Give the number of lines containing "first" in this listing, with no other words.
[begin RECORDS FOR THE EXERCISE]
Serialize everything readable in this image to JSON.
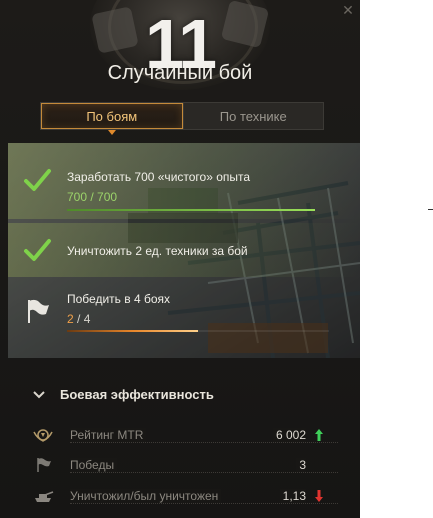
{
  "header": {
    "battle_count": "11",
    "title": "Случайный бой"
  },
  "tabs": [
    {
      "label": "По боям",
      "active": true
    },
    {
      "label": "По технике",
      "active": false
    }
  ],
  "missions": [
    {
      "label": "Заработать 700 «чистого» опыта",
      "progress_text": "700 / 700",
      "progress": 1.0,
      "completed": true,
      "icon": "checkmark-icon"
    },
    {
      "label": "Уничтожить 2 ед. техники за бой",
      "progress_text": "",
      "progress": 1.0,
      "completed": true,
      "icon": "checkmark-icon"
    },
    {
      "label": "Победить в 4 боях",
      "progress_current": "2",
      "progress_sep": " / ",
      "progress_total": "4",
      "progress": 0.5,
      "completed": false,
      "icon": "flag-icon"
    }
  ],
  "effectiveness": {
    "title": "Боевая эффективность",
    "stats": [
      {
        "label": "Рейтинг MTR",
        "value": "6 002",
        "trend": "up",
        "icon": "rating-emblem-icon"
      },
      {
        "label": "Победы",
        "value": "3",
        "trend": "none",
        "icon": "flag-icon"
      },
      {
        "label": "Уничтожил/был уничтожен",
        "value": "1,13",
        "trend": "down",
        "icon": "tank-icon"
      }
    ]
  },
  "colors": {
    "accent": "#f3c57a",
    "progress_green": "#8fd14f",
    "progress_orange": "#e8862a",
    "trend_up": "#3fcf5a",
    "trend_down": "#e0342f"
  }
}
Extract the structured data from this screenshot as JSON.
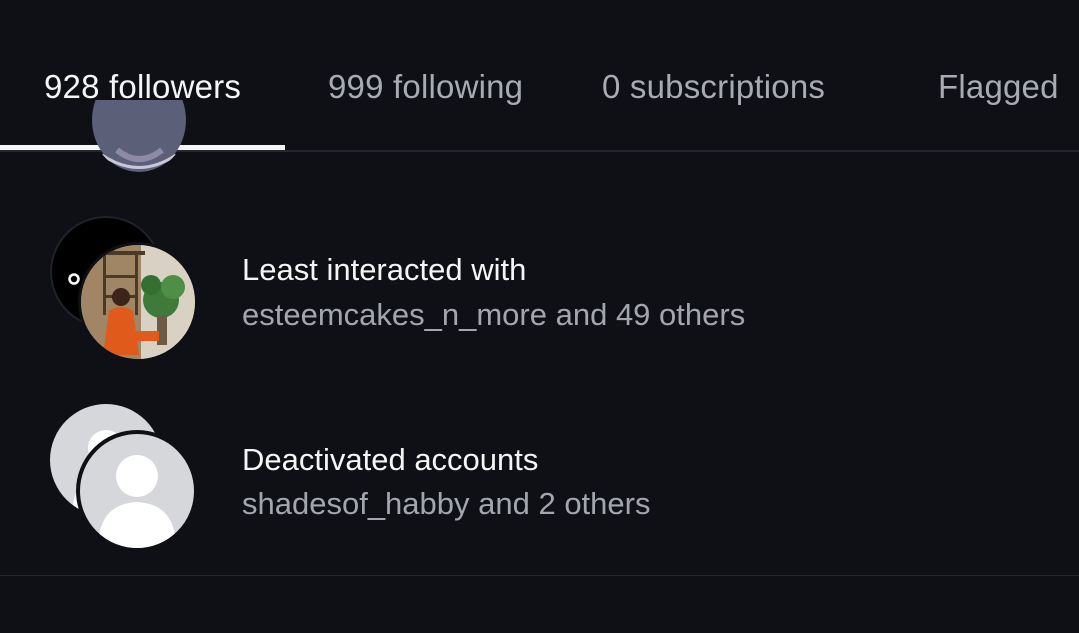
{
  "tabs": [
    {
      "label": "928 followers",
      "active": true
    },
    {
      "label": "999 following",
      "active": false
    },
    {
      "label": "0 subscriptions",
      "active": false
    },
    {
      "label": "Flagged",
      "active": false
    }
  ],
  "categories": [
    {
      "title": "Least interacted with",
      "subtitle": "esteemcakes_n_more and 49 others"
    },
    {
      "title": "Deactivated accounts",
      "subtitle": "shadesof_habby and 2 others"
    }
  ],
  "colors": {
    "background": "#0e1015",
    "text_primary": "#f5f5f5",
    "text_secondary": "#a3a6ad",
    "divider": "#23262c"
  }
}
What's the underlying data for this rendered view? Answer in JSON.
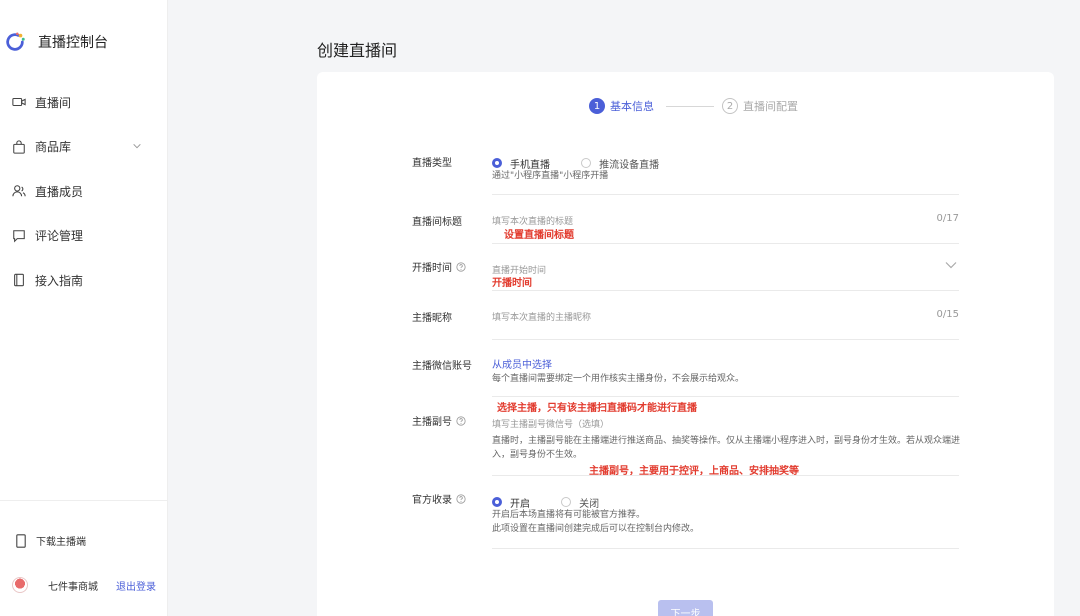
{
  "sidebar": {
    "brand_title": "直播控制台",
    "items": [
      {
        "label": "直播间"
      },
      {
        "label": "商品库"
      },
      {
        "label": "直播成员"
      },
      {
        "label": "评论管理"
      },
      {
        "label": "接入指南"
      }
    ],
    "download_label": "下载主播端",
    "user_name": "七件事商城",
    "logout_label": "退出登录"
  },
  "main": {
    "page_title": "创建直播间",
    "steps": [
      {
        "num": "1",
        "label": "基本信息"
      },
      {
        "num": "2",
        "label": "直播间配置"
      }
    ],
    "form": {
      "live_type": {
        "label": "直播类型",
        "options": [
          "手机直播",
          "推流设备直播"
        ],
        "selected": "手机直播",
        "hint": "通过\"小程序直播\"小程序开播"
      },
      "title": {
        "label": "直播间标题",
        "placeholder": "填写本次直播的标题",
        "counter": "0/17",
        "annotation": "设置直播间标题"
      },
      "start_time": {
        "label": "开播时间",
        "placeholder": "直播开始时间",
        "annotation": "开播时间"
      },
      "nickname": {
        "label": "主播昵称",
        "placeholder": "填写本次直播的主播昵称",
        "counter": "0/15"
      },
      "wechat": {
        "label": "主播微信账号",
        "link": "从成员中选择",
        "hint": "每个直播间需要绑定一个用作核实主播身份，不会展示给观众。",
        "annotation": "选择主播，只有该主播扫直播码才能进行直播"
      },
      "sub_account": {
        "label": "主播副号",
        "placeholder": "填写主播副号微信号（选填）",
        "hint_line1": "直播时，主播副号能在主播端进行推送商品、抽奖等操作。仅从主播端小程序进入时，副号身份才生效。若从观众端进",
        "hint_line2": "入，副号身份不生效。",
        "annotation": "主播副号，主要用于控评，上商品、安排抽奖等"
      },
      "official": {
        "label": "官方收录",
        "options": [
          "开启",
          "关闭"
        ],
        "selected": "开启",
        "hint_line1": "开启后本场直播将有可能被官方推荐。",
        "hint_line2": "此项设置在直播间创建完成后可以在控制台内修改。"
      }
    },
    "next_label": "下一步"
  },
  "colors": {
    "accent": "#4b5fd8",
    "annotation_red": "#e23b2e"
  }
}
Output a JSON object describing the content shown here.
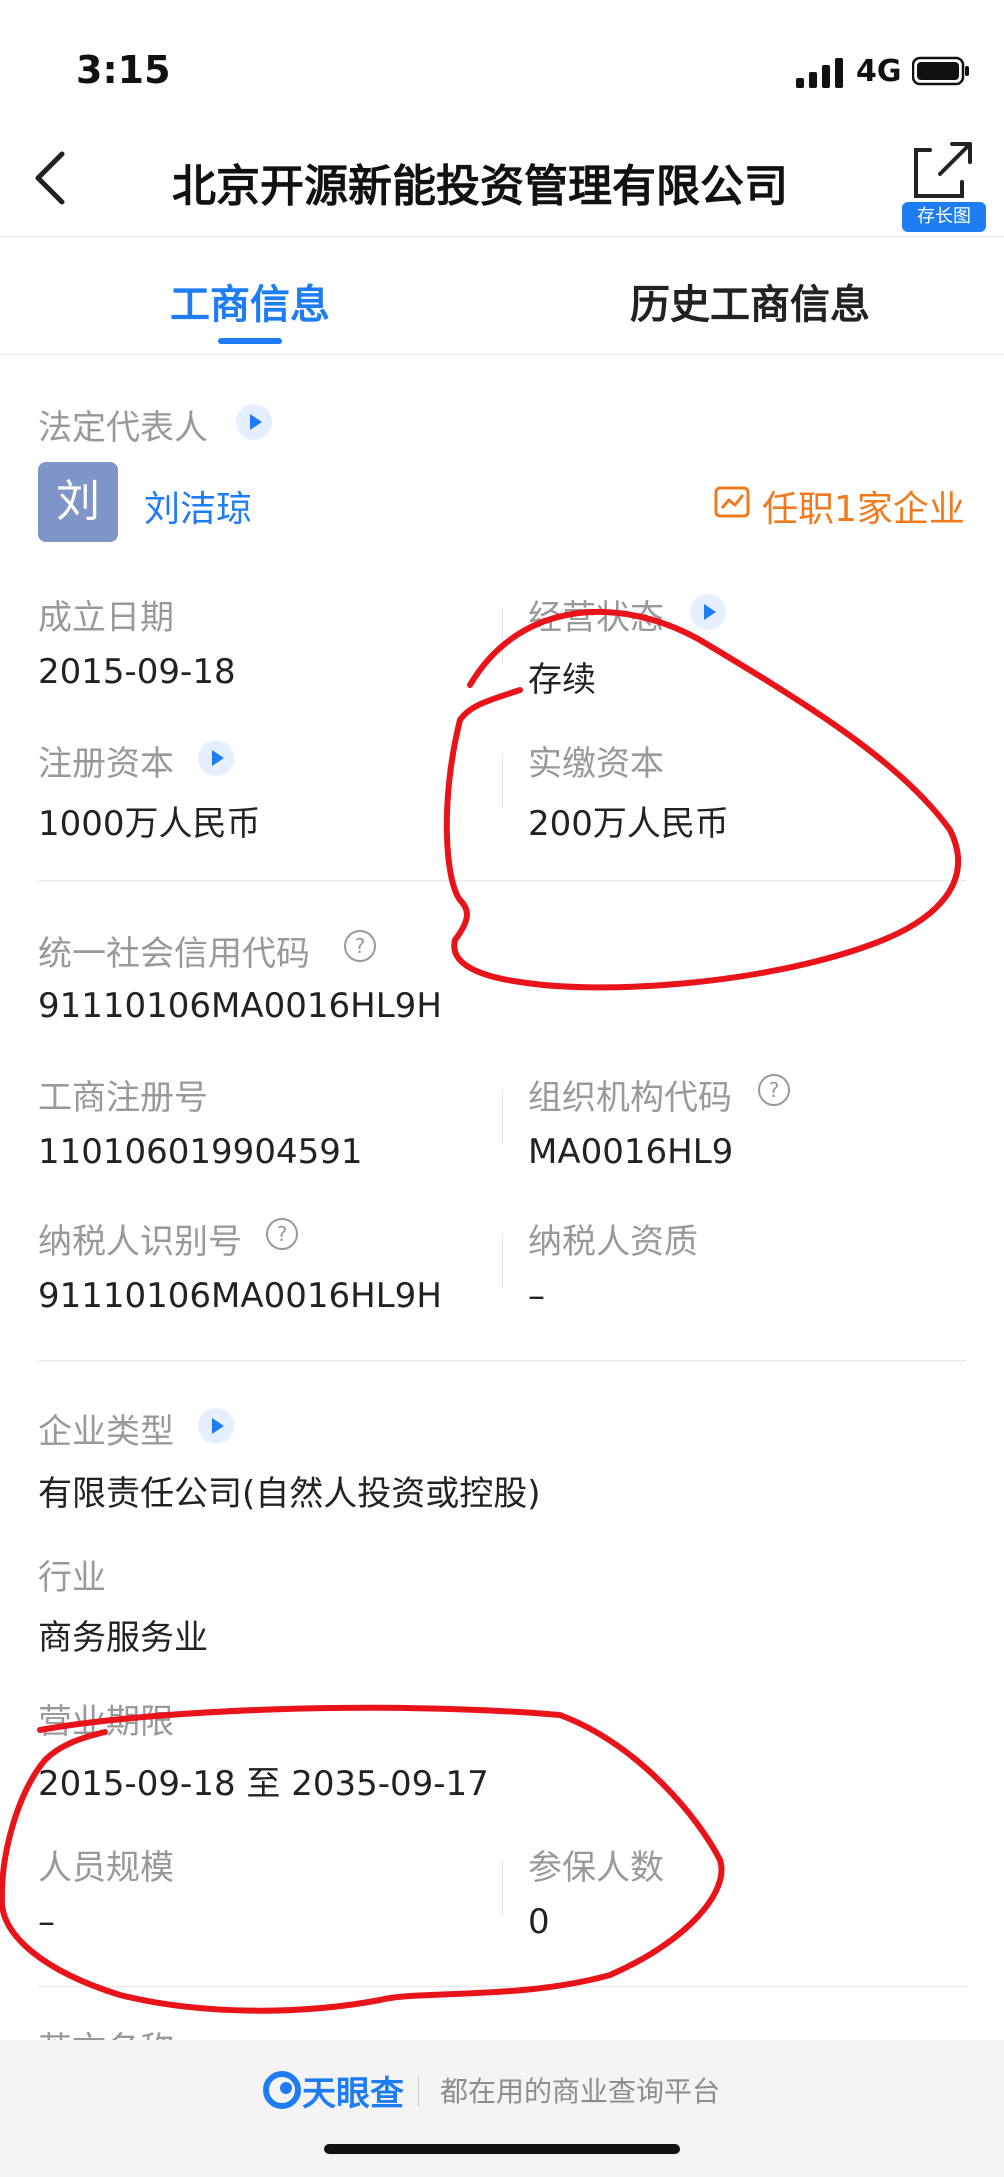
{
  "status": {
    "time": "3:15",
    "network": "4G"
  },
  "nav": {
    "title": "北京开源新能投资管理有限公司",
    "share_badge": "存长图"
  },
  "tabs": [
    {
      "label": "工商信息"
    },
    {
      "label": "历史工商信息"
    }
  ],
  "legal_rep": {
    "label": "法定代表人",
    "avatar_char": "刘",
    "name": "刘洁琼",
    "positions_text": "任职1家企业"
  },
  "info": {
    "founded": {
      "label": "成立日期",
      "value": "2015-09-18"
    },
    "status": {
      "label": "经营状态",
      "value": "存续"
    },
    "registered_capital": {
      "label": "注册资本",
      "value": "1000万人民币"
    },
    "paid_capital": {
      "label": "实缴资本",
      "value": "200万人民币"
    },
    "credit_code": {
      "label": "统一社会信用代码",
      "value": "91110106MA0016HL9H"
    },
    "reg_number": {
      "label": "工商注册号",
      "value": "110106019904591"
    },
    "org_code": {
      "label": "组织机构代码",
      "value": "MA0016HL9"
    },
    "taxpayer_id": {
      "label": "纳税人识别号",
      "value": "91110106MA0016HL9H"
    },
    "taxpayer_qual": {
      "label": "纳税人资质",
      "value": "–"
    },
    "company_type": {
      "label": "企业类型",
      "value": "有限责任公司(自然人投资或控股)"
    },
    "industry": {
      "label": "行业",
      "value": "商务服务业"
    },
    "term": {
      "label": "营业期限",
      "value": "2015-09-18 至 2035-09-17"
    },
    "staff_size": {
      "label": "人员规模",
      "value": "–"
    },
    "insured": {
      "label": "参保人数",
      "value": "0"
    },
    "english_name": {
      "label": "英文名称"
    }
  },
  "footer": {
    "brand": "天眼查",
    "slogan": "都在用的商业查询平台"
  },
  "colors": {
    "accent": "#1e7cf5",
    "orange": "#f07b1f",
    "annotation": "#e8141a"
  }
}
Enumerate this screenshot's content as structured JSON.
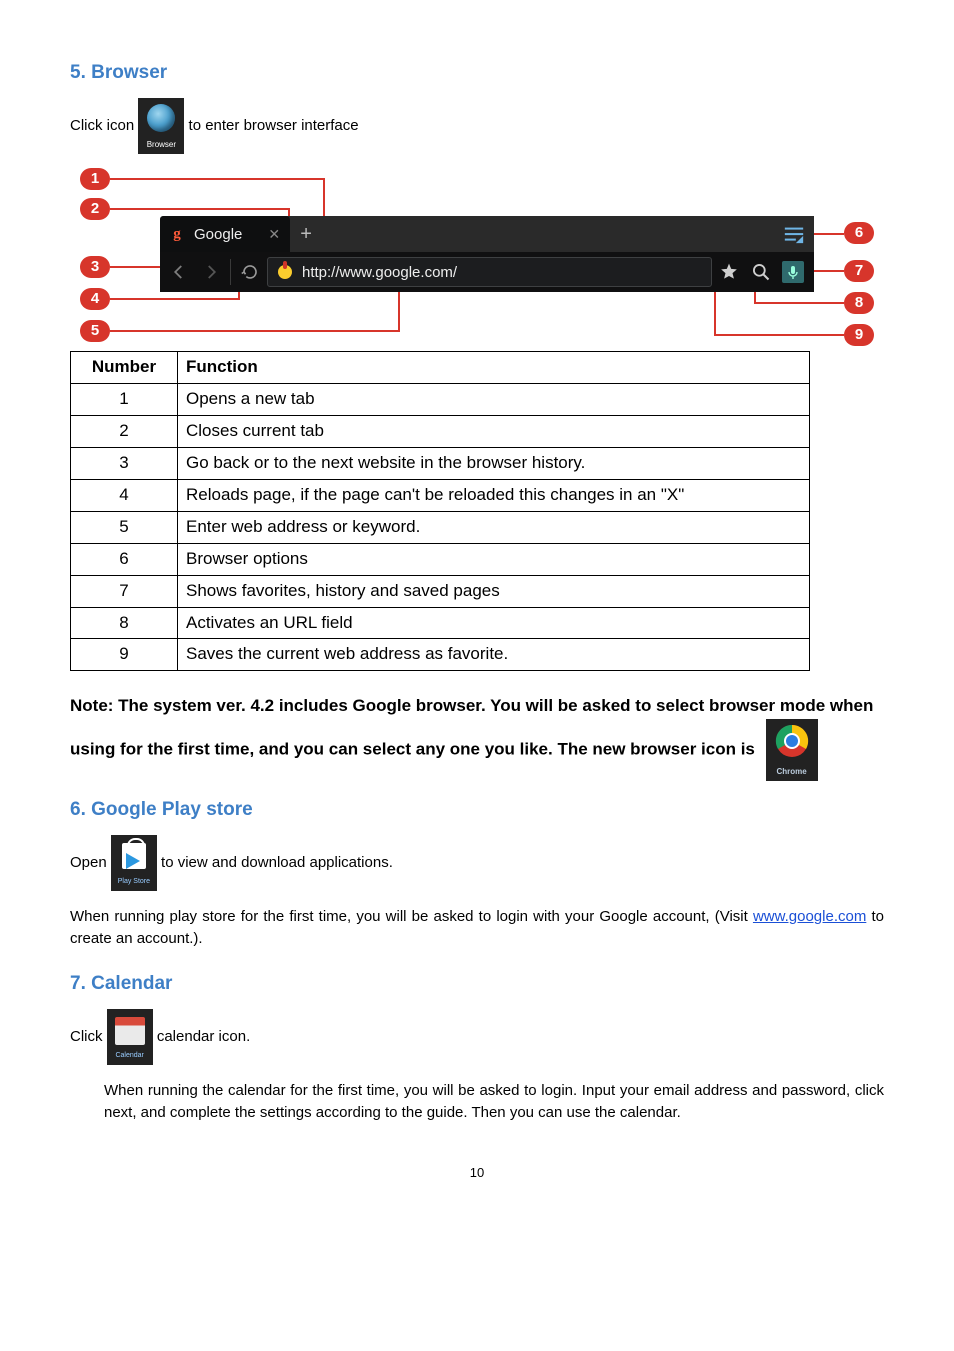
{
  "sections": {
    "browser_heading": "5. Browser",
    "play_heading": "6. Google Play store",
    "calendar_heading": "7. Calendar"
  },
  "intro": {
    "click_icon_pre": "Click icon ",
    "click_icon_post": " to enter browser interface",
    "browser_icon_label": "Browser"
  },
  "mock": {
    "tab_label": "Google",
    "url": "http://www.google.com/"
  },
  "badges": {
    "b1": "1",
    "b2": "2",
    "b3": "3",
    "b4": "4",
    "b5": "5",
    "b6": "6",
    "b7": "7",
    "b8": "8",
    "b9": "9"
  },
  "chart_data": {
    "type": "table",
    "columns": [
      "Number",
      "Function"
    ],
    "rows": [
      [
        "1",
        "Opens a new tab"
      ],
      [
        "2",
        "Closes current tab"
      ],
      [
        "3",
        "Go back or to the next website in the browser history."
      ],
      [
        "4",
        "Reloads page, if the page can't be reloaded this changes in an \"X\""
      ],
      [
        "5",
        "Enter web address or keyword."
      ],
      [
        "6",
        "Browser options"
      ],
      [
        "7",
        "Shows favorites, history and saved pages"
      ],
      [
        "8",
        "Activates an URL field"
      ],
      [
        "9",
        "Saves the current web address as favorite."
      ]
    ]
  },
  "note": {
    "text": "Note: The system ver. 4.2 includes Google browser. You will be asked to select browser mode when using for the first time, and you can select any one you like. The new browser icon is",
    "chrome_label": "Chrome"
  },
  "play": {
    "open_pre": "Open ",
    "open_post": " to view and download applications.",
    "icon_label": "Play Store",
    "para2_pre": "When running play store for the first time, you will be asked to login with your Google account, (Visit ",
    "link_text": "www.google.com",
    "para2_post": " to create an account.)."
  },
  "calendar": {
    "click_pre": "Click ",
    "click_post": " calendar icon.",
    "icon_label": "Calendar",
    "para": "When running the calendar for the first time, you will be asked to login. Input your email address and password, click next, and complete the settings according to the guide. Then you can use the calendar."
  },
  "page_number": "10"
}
[end RECORDS FOR THE EXERCISE]
# THE SOLUTION
3